Work to complete –
Gather all lines in the entries below that include the word "title".

Figure contents as structured data:
◆ ◆ ◆
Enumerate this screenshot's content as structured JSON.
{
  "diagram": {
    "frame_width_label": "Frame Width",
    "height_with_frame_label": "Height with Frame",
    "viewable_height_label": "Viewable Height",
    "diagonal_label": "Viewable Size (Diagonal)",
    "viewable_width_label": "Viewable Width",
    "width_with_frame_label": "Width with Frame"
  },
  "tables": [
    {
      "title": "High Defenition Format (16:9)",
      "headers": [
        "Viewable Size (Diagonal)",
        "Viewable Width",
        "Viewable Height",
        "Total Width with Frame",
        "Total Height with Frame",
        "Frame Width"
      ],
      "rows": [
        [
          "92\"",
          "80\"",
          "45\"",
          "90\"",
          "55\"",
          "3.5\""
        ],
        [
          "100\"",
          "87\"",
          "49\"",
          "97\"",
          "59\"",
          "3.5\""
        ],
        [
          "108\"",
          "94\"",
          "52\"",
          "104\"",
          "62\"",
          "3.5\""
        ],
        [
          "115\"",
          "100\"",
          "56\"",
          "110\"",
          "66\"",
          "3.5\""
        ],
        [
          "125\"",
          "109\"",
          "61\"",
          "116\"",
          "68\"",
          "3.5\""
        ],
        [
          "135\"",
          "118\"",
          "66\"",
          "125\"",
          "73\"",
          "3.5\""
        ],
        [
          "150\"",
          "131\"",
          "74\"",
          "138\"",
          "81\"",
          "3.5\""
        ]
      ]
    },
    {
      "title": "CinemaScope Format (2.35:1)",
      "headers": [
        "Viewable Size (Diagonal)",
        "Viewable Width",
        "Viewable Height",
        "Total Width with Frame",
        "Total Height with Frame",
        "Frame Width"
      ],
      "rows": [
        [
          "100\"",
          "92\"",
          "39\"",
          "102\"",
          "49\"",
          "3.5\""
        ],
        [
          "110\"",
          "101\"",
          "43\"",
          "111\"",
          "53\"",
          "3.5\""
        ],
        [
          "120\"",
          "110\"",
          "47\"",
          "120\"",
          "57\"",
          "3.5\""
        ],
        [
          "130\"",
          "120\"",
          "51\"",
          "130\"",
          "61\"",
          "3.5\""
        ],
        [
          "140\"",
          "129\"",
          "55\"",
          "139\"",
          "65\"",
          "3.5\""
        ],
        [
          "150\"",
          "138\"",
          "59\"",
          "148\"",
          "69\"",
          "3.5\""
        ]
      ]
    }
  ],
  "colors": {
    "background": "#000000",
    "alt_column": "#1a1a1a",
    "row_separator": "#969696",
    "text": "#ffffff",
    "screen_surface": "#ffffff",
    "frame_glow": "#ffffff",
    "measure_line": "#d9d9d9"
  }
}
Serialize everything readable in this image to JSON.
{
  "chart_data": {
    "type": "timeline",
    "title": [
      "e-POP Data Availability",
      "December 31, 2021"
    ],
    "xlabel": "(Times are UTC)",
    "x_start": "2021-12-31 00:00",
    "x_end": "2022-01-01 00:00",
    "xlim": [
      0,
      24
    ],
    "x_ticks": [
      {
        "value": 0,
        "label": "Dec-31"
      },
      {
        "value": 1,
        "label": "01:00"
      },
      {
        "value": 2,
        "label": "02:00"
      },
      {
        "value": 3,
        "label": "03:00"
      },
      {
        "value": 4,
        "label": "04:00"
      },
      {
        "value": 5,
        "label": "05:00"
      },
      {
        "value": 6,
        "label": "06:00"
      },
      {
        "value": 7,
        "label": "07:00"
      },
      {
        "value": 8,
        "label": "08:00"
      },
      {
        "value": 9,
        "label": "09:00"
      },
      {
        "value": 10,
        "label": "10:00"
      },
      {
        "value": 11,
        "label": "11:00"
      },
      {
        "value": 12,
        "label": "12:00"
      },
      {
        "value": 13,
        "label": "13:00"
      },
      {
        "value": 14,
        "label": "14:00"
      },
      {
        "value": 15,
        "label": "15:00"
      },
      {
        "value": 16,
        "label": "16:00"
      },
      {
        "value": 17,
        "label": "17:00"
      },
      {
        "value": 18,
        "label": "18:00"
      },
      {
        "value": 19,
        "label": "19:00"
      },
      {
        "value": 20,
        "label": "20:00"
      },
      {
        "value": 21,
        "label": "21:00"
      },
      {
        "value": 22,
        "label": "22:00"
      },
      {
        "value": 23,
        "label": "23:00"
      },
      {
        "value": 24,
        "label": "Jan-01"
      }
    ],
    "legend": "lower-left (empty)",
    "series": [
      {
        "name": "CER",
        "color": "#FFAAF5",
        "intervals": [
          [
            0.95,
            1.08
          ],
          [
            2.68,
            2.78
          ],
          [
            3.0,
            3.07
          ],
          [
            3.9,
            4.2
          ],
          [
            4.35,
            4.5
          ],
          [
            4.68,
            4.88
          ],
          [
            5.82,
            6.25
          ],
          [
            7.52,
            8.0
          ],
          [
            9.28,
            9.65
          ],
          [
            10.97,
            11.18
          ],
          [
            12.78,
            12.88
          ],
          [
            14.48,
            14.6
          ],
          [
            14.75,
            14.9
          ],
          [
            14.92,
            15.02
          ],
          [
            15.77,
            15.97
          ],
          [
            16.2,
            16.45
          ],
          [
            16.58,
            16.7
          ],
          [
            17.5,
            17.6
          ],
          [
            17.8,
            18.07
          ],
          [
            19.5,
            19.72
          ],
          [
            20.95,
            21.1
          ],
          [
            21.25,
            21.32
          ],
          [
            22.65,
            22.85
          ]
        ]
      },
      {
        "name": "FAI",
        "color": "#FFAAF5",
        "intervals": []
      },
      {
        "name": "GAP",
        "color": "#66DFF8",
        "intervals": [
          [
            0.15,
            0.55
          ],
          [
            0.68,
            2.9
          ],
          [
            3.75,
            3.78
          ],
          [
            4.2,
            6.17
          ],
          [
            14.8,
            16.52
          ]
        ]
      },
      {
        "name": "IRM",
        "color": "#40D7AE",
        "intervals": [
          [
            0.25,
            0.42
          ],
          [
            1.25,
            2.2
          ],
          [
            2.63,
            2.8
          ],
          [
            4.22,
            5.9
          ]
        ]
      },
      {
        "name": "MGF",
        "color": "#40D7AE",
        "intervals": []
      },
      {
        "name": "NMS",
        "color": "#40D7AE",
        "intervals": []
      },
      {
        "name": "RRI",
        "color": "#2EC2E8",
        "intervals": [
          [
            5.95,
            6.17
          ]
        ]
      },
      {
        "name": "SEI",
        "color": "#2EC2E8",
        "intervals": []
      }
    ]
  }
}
◆ ◆ ◆
Response below –
      "title": "High Defenition Format (16:9)",
      "title": "CinemaScope Format (2.35:1)",
    "title": [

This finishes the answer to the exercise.